- [Data records]

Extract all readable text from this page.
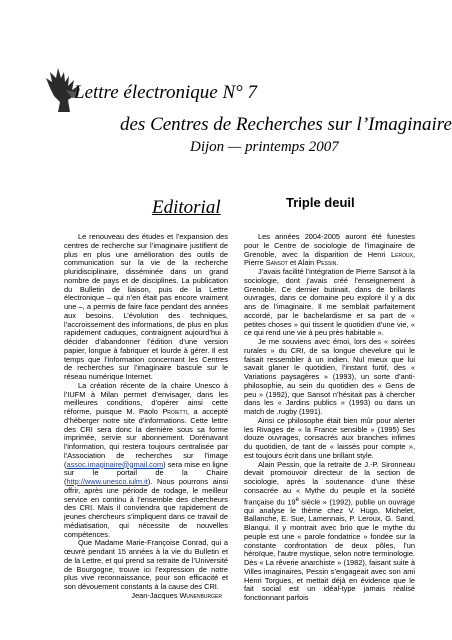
Lettre électronique N° 7
des Centres de Recherches sur l’Imaginaire
Dijon — printemps 2007
Editorial	Triple deuil

Le renouveau des études et l’expansion des centres de recherche sur l’imaginaire justifient de plus en plus une amélioration des outils de communication sur la vie de la recherche pluridisciplinaire, disséminée dans un grand nombre de pays et de disciplines. La publication du Bulletin de liaison, puis de la Lettre électronique – qui n’en était pas encore vraiment une –, a permis de faire face pendant des années aux besoins. L’évolution des techniques, l’accroissement des informations, de plus en plus rapidement caduques, contraignent aujourd’hui à décider d’abandonner l’édition d’une version papier, longue à fabriquer et lourde à gérer. Il est temps que l’information concernant les Centres de recherches sur l’imaginaire bascule sur le réseau numérique Internet.

La création récente de la chaire Unesco à l’IUFM à Milan permet d’envisager, dans les meilleures conditions, d’opérer ainsi cette réforme, puisque M. Paolo Proietti, a accepté d’héberger notre site d’informations. Cette lettre des CRI sera donc la dernière sous sa forme imprimée, servie sur abonnement. Dorénavant l’information, qui restera toujours centralisée par l’Association de recherches sur l’image (assoc.imaginaire@gmail.com) sera mise en ligne sur le portail de la Chaire (http://www.unesco.iulm.it). Nous pourrons ainsi offrir, après une période de rodage, le meilleur service en continu à l’ensemble des chercheurs des CRI. Mais il conviendra que rapidement de jeunes chercheurs s’impliquent dans ce travail de médiatisation, qui nécessite de nouvelles compétences.

Que Madame Marie-Françoise Conrad, qui a œuvré pendant 15 années à la vie du Bulletin et de la Lettre, et qui prend sa retraite de l’Université de Bourgogne, trouve ici l’expression de notre plus vive reconnaissance, pour son efficacité et son dévouement constants à la cause des CRI.

Jean-Jacques Wunenburger

Les années 2004-2005 auront été funestes pour le Centre de sociologie de l’imaginaire de Grenoble, avec la disparition de Henri Leroux, Pierre Sansot et Alain Pessin.

J’avais facilité l’intégration de Pierre Sansot à la sociologie, dont j’avais créé l’enseignement à Grenoble. Ce dernier butinait, dans de brillants ouvrages, dans ce domaine peu exploré il y a dix ans de l’imaginaire. Il me semblait parfaitement accordé, par le bachelardisme et sa part de « petites choses » qui tissent le quotidien d’une vie, « ce qui rend une vie à peu près habitable ».

Je me souviens avec émoi, lors des « soirées rurales » du CRI, de sa longue chevelure qui le faisait ressembler à un indien. Nul mieux que lui savait glaner le quotidien, l’instant furtif, des « Variations paysagères » (1993), un sorte d’anti-philosophie, au sein du quotidien des « Gens de peu » (1992), que Sansot n’hésitait pas à chercher dans les « Jardins publics » (1993) ou dans un match de .rugby (1991).

Ainsi ce philosophe était bien mûr pour alerter les Rivages de « la France sensible » (1995) Ses douze ouvrages, consacrés aux branches infimes du quotidien, de tant de « laissés pour compte », est toujours écrit dans une brillant style.

Alain Pessin, que la retraite de J.-P. Sironneau devait promouvoir directeur de la section de sociologie, après la soutenance d’une thèse consacrée au « Mythe du peuple et la société française du 19e siècle » (1992), publie un ouvrage qui analyse le thème chez V. Hugo, Michelet, Ballanche, E. Sue, Lamennais, P. Leroux, G. Sand, Blanqui. Il y montrait avec brio que le mythe du peuple est une « parole fondatrice » fondée sur la constante confrontation de deux pôles, l’un héroïque, l’autre mystique, selon notre terminologie. Dès « La rêverie anarchiste » (1982), faisant suite à Villes imaginaires, Pessin s’engageait avec son ami Henri Torgues, et mettait déjà en évidence que le fait social est un idéal-type jamais réalisé fonctionnant parfois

- [Exercise]
Copy every line of the data exactly as written, excluding the pictures.

- [Problem solution]
Extract all readable text from this page.
Lettre électronique N° 7
des Centres de Recherches sur l’Imaginaire
Dijon — printemps 2007
Editorial	Triple deuil

Le renouveau des études et l’expansion des centres de recherche sur l’imaginaire justifient de plus en plus une amélioration des outils de communication sur la vie de la recherche pluridisciplinaire, disséminée dans un grand nombre de pays et de disciplines. La publication du Bulletin de liaison, puis de la Lettre électronique – qui n’en était pas encore vraiment une –, a permis de faire face pendant des années aux besoins. L’évolution des techniques, l’accroissement des informations, de plus en plus rapidement caduques, contraignent aujourd’hui à décider d’abandonner l’édition d’une version papier, longue à fabriquer et lourde à gérer. Il est temps que l’information concernant les Centres de recherches sur l’imaginaire bascule sur le réseau numérique Internet.

La création récente de la chaire Unesco à l’IUFM à Milan permet d’envisager, dans les meilleures conditions, d’opérer ainsi cette réforme, puisque M. Paolo Proietti, a accepté d’héberger notre site d’informations. Cette lettre des CRI sera donc la dernière sous sa forme imprimée, servie sur abonnement. Dorénavant l’information, qui restera toujours centralisée par l’Association de recherches sur l’image (assoc.imaginaire@gmail.com) sera mise en ligne sur le portail de la Chaire (http://www.unesco.iulm.it). Nous pourrons ainsi offrir, après une période de rodage, le meilleur service en continu à l’ensemble des chercheurs des CRI. Mais il conviendra que rapidement de jeunes chercheurs s’impliquent dans ce travail de médiatisation, qui nécessite de nouvelles compétences.

Que Madame Marie-Françoise Conrad, qui a œuvré pendant 15 années à la vie du Bulletin et de la Lettre, et qui prend sa retraite de l’Université de Bourgogne, trouve ici l’expression de notre plus vive reconnaissance, pour son efficacité et son dévouement constants à la cause des CRI.

Jean-Jacques Wunenburger

Les années 2004-2005 auront été funestes pour le Centre de sociologie de l’imaginaire de Grenoble, avec la disparition de Henri Leroux, Pierre Sansot et Alain Pessin.

J’avais facilité l’intégration de Pierre Sansot à la sociologie, dont j’avais créé l’enseignement à Grenoble. Ce dernier butinait, dans de brillants ouvrages, dans ce domaine peu exploré il y a dix ans de l’imaginaire. Il me semblait parfaitement accordé, par le bachelardisme et sa part de « petites choses » qui tissent le quotidien d’une vie, « ce qui rend une vie à peu près habitable ».

Je me souviens avec émoi, lors des « soirées rurales » du CRI, de sa longue chevelure qui le faisait ressembler à un indien. Nul mieux que lui savait glaner le quotidien, l’instant furtif, des « Variations paysagères » (1993), un sorte d’anti-philosophie, au sein du quotidien des « Gens de peu » (1992), que Sansot n’hésitait pas à chercher dans les « Jardins publics » (1993) ou dans un match de .rugby (1991).

Ainsi ce philosophe était bien mûr pour alerter les Rivages de « la France sensible » (1995) Ses douze ouvrages, consacrés aux branches infimes du quotidien, de tant de « laissés pour compte », est toujours écrit dans une brillant style.

Alain Pessin, que la retraite de J.-P. Sironneau devait promouvoir directeur de la section de sociologie, après la soutenance d’une thèse consacrée au « Mythe du peuple et la société française du 19e siècle » (1992), publie un ouvrage qui analyse le thème chez V. Hugo, Michelet, Ballanche, E. Sue, Lamennais, P. Leroux, G. Sand, Blanqui. Il y montrait avec brio que le mythe du peuple est une « parole fondatrice » fondée sur la constante confrontation de deux pôles, l’un héroïque, l’autre mystique, selon notre terminologie. Dès « La rêverie anarchiste » (1982), faisant suite à Villes imaginaires, Pessin s’engageait avec son ami Henri Torgues, et mettait déjà en évidence que le fait social est un idéal-type jamais réalisé fonctionnant parfois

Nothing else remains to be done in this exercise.